__CONSIGNE__
Traduisez en anglais la phrase suivante, tirée de l'extrait sur les propriétaires de porte-conteneurs : « La flotte de Seaspan présente ainsi une durée d'affrètement moyenne de 6,9 ans, avec seulement 3,6 % des navires sans destination avant 2025. »

De retour sur terre, le dirigeant retient néanmoins ses accès de pessimisme bien que la situation s’y prêterait. « Nous faisons preuve d'un optimisme prudent en ce qui concerne le développement du marché au cours des prochains trimestres, même si nous anticipons des durées d'affrètement plus courtes que l'année dernière. Le placement des navires a été plus faible au troisième trimestre et la plupart des nouveaux contrats concernent de courtes durées, traduisant une tendance à la normalisation. »
Seaspan, tranquille jusqu’en 2025
Fort du quasi-doublement de son bénéfice net qui s’est élevé à 185,7 M$ au troisième trimestre de l'année, Seaspan, autre grand propriétaire de flotte non-exploitant (NOO), affiche la mine des jours sereins. D’autant que la maison-mère, Atlas Corp, vient d’accepter une offre d'achat de 10,9 Md$ proposée par le consortium Poseidon Acquisition Corp, dont fait partie l’armateur de porte-conteneurs japonais ONE, son principal client.
Le propriétaire hongkongais, qui affrète des porte-conteneurs aux plus grands noms de la ligne régulière, déclare avoir 100 % de sa flotte placée pour 2022, 99,6 % pour 2023 et 96,9 % pour 2024. La flotte de Seaspan présente ainsi une durée d'affrètement moyenne de 6,9 ans, avec seulement 3,6 % des navires sans destination avant 2025.
L’entreprise a par ailleurs conclu des prolongations de bail pour 14 navires durant le troisième trimestre, ajoutant environ 1,1 Md$ de flux de trésorerie brut, ce qui porte ses liquidités à 18,6 Md$. Son cash-flow devrait augmenter fortement à partir de 2025, car elle comptabilisera alors les revenus des affrètements de navires neufs conclus pendant la pandémie. En la matière, ZIM (25 navires) et ONE (16 navires) absorbent la plus grande part du tonnage en commande de Seaspan, représentant à eux deux 57 % de son carnet de commande affrété.
GSL : trois années de couverture contractuelle
Global Ship Lease (GSL), société cotée en bourse aux États-Unis, ne détonne pas. Le NOO a déclaré un bénéfice net de 89,6 M$ contre 64,4 M$ un an plus tôt. Ses nouveaux contrats lui ont apporté 771 M$ de recettes contractuelles entre juillet et septembre, portant sa trésorerie à 2,23 Md$, soit près de trois années de couverture contractuelle.

__ENTRÉES FOURNIES__
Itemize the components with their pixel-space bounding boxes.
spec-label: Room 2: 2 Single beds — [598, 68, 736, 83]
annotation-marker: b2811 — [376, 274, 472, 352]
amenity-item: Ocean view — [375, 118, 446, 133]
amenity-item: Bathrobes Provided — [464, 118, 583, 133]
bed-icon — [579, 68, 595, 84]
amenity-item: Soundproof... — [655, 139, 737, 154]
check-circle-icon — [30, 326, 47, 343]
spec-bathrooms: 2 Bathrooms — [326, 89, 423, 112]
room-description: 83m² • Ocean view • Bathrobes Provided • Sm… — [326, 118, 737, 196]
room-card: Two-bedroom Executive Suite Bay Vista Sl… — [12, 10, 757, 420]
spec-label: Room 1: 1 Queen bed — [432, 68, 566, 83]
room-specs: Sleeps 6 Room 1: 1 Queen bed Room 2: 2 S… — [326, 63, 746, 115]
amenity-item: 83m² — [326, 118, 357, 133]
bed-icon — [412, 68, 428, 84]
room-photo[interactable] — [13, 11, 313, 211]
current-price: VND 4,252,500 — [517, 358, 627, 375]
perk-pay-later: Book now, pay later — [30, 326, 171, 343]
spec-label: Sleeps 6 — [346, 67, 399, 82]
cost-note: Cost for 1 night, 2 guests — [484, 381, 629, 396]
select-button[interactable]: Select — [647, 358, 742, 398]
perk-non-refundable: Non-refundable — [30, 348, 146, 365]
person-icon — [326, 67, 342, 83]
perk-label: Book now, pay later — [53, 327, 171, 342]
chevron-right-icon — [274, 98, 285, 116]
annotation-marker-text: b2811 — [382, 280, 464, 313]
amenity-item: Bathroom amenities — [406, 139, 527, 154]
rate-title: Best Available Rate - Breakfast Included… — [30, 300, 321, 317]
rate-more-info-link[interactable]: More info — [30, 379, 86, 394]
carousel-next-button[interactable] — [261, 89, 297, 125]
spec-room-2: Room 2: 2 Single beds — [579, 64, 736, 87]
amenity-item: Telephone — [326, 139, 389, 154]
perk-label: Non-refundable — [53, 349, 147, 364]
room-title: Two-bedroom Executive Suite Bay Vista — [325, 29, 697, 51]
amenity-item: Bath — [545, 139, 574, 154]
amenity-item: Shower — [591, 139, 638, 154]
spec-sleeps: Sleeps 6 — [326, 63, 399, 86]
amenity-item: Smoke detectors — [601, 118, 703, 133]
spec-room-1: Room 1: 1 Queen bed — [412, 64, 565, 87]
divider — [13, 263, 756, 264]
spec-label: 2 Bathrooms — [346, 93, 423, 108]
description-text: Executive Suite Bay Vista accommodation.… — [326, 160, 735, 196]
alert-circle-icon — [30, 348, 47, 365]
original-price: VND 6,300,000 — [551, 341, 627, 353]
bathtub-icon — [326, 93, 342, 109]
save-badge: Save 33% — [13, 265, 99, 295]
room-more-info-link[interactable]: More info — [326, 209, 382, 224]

__VOTRE RÉPONSE__
Seaspan's fleet thus has an average charter duration of 6.9 years, with only 3.6% of its vessels left without employment before 2025.